DATASET RECORDS

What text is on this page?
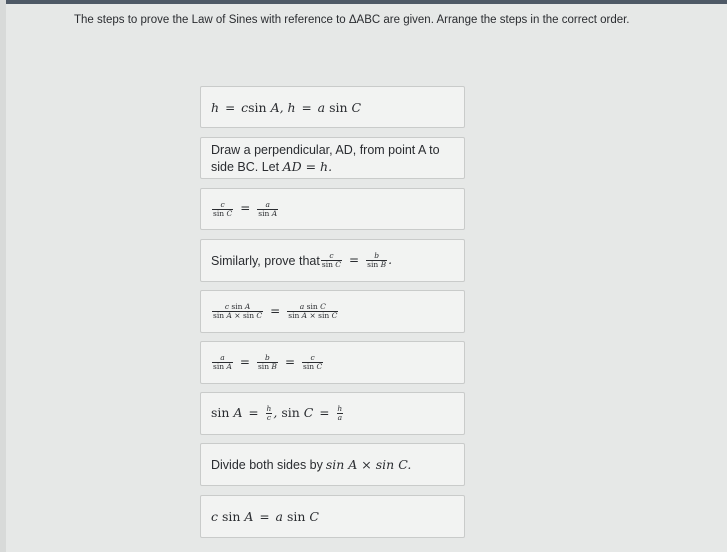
The steps to prove the Law of Sines with reference to ΔABC are given. Arrange the steps in the correct order.
h = csin A, h = a sin C
Draw a perpendicular, AD, from point A to
side BC. Let AD = h.
$\frac{c}{\text{sin C}} = \frac{a}{\text{sin A}}$
Similarly, prove that $\frac{c}{\text{sin C}} = \frac{b}{\text{sin B}}$ .
$\frac{\text{c sin A}}{\text{sin A × sin C}} = \frac{\text{a sin C}}{\text{sin A × sin C}}$
$\frac{a}{\text{sin A}} = \frac{b}{\text{sin B}} = \frac{c}{\text{sin C}}$
$\sin A = \frac{h}{c}$ , $\sin C = \frac{h}{a}$
Divide both sides by sin A × sin C.
c sin A = a sin C
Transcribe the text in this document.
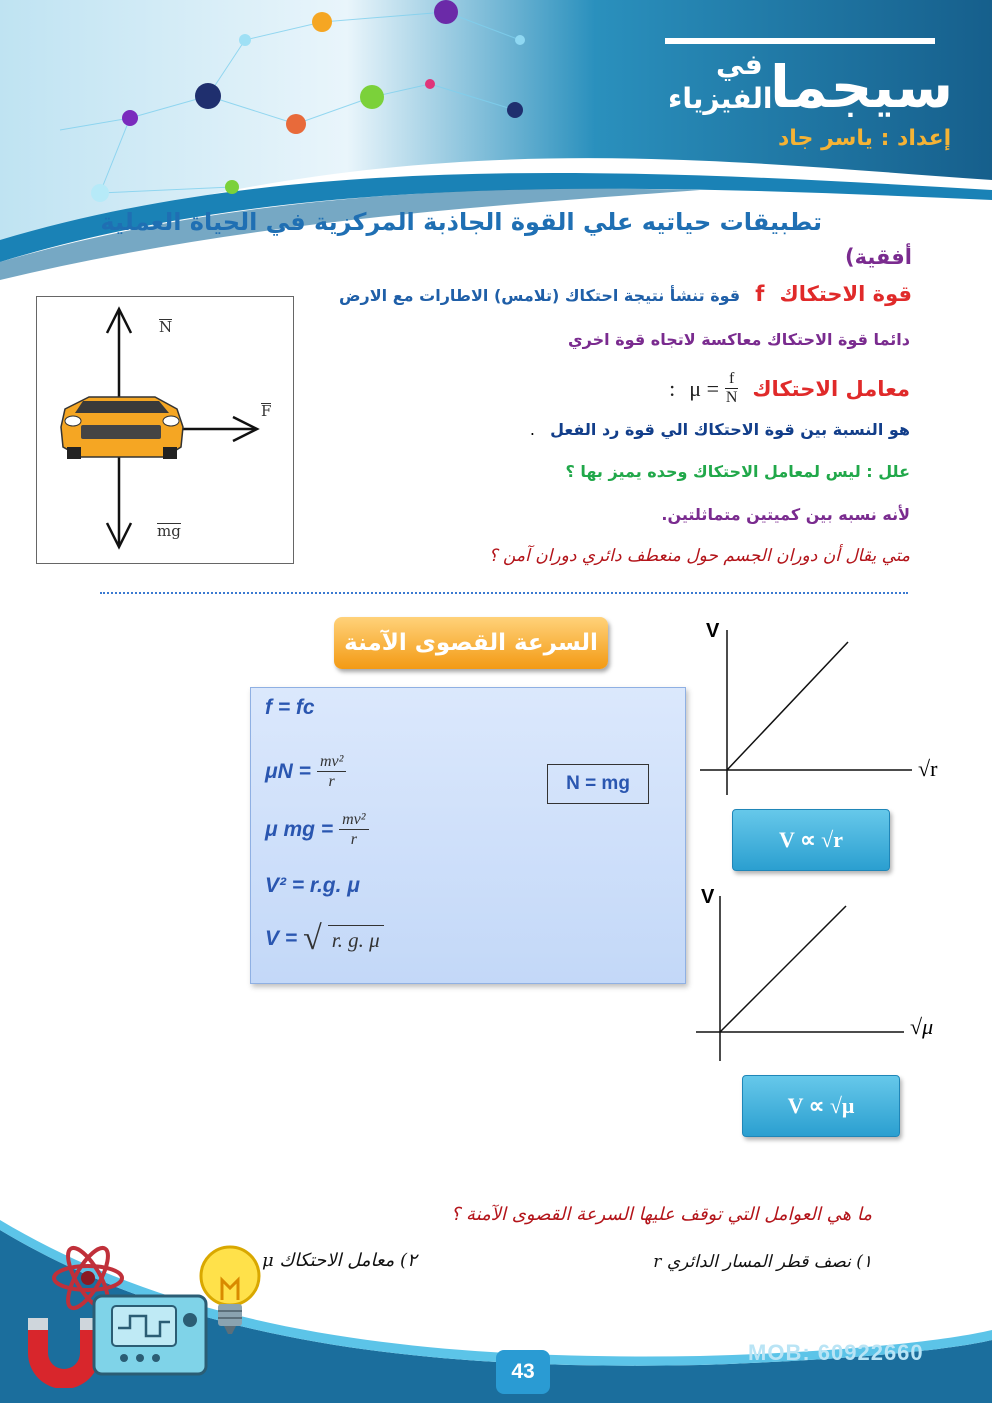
سيجما
في
الفيزياء
إعداد : ياسر جاد
تطبيقات حياتيه علي القوة الجاذبة المركزية في الحياة العملية
أفقية)
N
F
mg
قوة الاحتكاك f قوة تنشأ نتيجة احتكاك (تلامس) الاطارات مع الارض
دائما قوة الاحتكاك معاكسة لاتجاه قوة اخري
معامل الاحتكاك
: $\mu = \frac{f}{N}$
هو النسبة بين قوة الاحتكاك الي قوة رد الفعل .
علل : ليس لمعامل الاحتكاك وحده يميز بها ؟
لأنه نسبه بين كميتين متماثلتين.
متي يقال أن دوران الجسم حول منعطف دائري دوران آمن ؟
السرعة القصوى الآمنة
f = fc
$\mu N = \frac{\text{mv²}}{r}$
μ mg = $\frac{\text{mv²}}{r}$
V² = r.g. μ
V = √ r. g. μ
N = mg
V
√r
V ∝ √r
V
√μ
V ∝ √μ
ما هي العوامل التي توقف عليها السرعة القصوى الآمنة ؟
١) نصف قطر المسار الدائري r
٢) معامل الاحتكاك μ
MOB: 60922660
43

WORK INSTRUCTIONS
Leave out the pictures and repeat everything else in the records exactly.

RESULT OF THE EXERCISE
What text is on this page?
The steps to prove the Law of Sines with reference to ΔABC are given. Arrange the steps in the correct order.
h = csin A, h = a sin C
Draw a perpendicular, AD, from point A to
side BC. Let AD = h.
$\frac{c}{\text{sin C}} = \frac{a}{\text{sin A}}$
Similarly, prove that $\frac{c}{\text{sin C}} = \frac{b}{\text{sin B}}$ .
$\frac{\text{c sin A}}{\text{sin A × sin C}} = \frac{\text{a sin C}}{\text{sin A × sin C}}$
$\frac{a}{\text{sin A}} = \frac{b}{\text{sin B}} = \frac{c}{\text{sin C}}$
$\sin A = \frac{h}{c}$ , $\sin C = \frac{h}{a}$
Divide both sides by sin A × sin C.
c sin A = a sin C
Transcribe the text in this document.
سيجما
في
الفيزياء
إعداد : ياسر جاد
تطبيقات حياتيه علي القوة الجاذبة المركزية في الحياة العملية
أفقية)
N
F
mg
قوة الاحتكاك f قوة تنشأ نتيجة احتكاك (تلامس) الاطارات مع الارض
دائما قوة الاحتكاك معاكسة لاتجاه قوة اخري
معامل الاحتكاك
: $\mu = \frac{f}{N}$
هو النسبة بين قوة الاحتكاك الي قوة رد الفعل .
علل : ليس لمعامل الاحتكاك وحده يميز بها ؟
لأنه نسبه بين كميتين متماثلتين.
متي يقال أن دوران الجسم حول منعطف دائري دوران آمن ؟
السرعة القصوى الآمنة
f = fc
$\mu N = \frac{\text{mv²}}{r}$
μ mg = $\frac{\text{mv²}}{r}$
V² = r.g. μ
V = √ r. g. μ
N = mg
V
√r
V ∝ √r
V
√μ
V ∝ √μ
ما هي العوامل التي توقف عليها السرعة القصوى الآمنة ؟
١) نصف قطر المسار الدائري r
٢) معامل الاحتكاك μ
MOB: 60922660
43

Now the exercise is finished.